→ **GIVEN REQUEST**
Each line containing the word "Gravedad" must be reported.

→ **LISTED ENTRIES**

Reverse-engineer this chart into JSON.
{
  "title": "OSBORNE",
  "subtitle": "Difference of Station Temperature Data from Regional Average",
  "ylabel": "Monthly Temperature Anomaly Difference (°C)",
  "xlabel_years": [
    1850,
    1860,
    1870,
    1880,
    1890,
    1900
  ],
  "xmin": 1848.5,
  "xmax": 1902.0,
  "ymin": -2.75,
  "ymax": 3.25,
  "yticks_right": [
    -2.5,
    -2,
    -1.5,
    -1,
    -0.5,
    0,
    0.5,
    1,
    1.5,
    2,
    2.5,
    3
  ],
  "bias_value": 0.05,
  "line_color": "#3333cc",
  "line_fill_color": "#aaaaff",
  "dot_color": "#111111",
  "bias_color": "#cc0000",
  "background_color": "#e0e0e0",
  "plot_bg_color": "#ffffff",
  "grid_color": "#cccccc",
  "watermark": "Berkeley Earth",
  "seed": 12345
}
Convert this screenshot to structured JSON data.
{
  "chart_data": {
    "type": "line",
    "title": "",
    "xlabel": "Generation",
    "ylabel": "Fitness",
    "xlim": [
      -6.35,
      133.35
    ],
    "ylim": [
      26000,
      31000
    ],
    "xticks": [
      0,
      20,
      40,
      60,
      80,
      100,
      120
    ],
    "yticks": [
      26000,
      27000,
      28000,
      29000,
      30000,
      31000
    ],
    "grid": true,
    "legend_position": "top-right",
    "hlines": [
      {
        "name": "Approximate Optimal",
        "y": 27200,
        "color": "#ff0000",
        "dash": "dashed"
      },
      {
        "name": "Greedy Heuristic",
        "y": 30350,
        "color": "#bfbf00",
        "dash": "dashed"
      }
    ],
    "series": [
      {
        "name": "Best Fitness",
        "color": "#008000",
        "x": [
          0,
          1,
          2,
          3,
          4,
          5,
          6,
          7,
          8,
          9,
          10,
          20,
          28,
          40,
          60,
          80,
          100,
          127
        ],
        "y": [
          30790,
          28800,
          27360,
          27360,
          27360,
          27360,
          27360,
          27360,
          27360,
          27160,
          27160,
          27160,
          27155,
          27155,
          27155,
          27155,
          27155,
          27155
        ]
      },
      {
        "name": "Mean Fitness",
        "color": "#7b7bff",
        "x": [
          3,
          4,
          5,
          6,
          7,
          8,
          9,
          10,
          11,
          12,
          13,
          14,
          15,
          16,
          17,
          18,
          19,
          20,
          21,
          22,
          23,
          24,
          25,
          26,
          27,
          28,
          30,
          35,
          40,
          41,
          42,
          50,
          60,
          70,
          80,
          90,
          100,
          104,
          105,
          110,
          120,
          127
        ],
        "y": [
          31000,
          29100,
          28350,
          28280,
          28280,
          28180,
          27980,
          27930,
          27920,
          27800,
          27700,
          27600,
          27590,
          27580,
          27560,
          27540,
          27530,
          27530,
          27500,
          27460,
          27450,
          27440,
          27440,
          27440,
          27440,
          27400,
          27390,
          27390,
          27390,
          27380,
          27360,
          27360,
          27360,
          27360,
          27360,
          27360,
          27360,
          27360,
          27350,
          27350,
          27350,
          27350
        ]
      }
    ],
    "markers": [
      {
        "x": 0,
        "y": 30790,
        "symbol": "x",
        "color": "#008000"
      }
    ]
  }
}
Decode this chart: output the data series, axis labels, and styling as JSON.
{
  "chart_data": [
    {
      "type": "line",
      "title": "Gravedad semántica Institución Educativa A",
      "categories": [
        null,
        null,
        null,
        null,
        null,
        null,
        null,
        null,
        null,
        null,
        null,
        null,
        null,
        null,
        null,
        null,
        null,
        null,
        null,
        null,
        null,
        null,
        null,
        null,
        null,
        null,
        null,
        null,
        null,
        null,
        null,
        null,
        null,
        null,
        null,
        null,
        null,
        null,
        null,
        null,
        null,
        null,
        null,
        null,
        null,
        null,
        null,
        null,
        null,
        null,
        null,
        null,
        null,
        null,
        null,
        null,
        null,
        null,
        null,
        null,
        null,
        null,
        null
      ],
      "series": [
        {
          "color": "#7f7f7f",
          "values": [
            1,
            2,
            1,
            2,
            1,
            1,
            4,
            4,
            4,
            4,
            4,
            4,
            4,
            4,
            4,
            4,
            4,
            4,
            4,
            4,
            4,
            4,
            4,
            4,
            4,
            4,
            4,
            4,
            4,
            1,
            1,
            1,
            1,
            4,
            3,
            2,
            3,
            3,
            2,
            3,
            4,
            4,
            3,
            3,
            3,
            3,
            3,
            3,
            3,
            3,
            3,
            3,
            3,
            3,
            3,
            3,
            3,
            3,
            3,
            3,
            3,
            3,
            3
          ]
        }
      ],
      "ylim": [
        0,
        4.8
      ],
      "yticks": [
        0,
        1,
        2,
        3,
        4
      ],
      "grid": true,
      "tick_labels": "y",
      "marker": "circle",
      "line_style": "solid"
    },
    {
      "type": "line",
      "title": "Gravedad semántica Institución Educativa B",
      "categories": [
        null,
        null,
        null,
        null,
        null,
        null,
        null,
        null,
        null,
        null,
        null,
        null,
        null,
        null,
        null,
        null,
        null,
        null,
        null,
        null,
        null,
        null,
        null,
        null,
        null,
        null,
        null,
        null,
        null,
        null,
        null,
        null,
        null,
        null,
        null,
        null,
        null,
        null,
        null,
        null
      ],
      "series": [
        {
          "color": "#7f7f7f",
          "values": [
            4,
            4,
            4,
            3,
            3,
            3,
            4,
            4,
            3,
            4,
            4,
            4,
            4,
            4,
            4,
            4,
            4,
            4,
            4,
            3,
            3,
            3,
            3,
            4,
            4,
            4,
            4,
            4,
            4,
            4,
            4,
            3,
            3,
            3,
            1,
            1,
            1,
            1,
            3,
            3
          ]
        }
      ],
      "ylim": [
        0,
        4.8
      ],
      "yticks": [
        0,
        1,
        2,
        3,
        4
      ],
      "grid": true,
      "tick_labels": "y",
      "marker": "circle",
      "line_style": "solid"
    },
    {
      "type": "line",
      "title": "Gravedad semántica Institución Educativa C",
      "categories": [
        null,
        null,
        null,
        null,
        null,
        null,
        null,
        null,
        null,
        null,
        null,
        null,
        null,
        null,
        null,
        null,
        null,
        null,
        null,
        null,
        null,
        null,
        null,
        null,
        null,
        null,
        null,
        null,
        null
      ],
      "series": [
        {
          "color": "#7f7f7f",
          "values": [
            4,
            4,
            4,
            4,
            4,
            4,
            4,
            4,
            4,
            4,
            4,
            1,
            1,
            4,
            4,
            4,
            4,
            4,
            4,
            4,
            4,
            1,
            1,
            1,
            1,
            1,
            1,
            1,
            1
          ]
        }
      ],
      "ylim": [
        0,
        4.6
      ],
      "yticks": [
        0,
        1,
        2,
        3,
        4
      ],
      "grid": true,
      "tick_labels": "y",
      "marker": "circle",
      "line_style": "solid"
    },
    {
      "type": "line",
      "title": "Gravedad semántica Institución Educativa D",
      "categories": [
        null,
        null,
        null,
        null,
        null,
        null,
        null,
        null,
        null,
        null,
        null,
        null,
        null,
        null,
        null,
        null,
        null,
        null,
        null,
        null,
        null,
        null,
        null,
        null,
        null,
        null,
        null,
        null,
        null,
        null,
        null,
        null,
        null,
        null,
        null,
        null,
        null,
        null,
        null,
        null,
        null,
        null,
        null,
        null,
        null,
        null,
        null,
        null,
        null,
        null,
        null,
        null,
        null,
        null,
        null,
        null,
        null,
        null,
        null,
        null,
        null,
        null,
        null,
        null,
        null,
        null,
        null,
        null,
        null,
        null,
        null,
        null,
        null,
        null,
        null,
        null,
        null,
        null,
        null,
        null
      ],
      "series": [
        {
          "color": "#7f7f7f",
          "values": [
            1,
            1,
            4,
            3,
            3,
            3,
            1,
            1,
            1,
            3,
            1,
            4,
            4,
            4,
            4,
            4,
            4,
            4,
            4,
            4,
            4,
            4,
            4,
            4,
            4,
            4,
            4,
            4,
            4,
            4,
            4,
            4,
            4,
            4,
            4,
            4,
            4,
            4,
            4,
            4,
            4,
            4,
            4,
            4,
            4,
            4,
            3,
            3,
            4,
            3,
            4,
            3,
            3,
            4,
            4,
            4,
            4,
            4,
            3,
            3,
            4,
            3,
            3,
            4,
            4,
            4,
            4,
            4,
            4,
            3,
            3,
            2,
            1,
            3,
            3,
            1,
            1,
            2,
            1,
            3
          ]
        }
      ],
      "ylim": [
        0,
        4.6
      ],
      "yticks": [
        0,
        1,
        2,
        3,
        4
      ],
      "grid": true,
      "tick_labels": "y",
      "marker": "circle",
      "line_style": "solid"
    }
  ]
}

→ **RESPONSE TO THIS EXERCISE**
      "title": "Gravedad semántica Institución Educativa A",
      "title": "Gravedad semántica Institución Educativa B",
      "title": "Gravedad semántica Institución Educativa C",
      "title": "Gravedad semántica Institución Educativa D",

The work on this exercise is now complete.